• [Your task] Type out all the records word for word. Any pictures are to be left out.

• [Recorded data]

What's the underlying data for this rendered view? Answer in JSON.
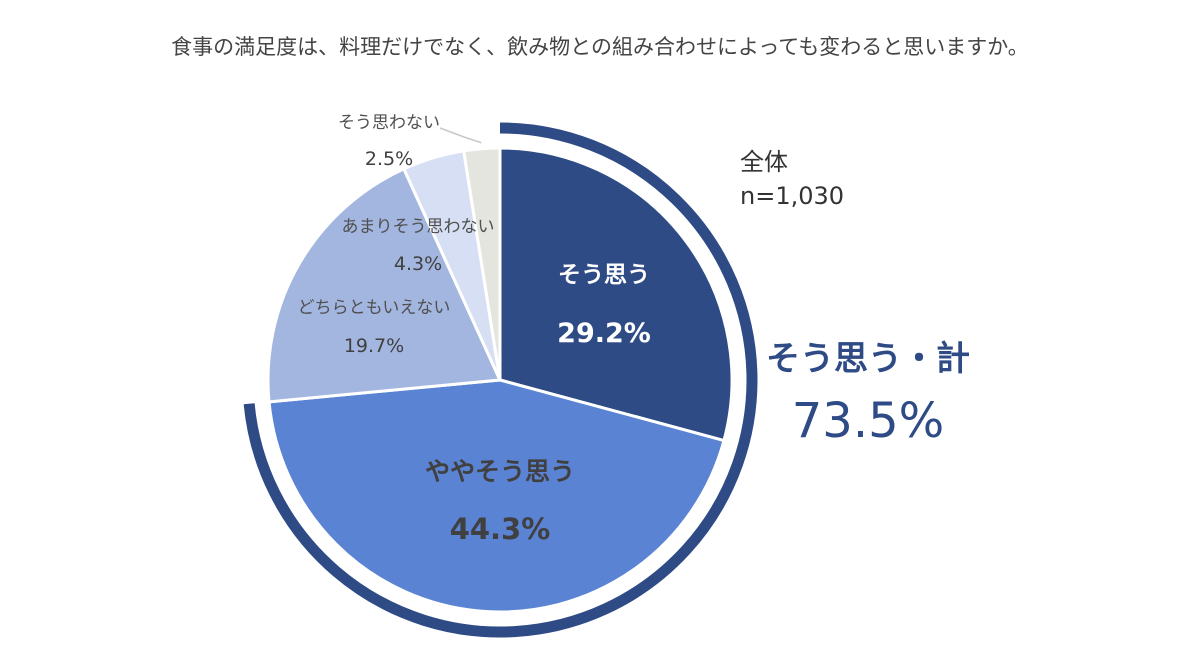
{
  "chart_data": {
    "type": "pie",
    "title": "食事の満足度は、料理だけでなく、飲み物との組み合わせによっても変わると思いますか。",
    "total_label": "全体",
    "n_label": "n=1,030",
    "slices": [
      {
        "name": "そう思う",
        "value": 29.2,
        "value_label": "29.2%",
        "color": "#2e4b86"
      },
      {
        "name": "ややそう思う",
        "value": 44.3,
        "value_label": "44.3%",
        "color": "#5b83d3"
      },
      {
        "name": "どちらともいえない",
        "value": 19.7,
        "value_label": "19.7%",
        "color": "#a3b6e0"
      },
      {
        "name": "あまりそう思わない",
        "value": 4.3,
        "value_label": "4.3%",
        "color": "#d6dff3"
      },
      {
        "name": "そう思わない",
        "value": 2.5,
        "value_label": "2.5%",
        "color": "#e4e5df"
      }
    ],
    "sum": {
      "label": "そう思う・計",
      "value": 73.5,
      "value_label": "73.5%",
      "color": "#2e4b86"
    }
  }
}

• [Written answer]
What's the underlying data for this rendered view? Answer in JSON.
{
  "chart_data": {
    "type": "pie",
    "title": "食事の満足度は、料理だけでなく、飲み物との組み合わせによっても変わると思いますか。",
    "total_label": "全体",
    "n_label": "n=1,030",
    "slices": [
      {
        "name": "そう思う",
        "value": 29.2,
        "value_label": "29.2%",
        "color": "#2e4b86"
      },
      {
        "name": "ややそう思う",
        "value": 44.3,
        "value_label": "44.3%",
        "color": "#5b83d3"
      },
      {
        "name": "どちらともいえない",
        "value": 19.7,
        "value_label": "19.7%",
        "color": "#a3b6e0"
      },
      {
        "name": "あまりそう思わない",
        "value": 4.3,
        "value_label": "4.3%",
        "color": "#d6dff3"
      },
      {
        "name": "そう思わない",
        "value": 2.5,
        "value_label": "2.5%",
        "color": "#e4e5df"
      }
    ],
    "sum": {
      "label": "そう思う・計",
      "value": 73.5,
      "value_label": "73.5%",
      "color": "#2e4b86"
    }
  }
}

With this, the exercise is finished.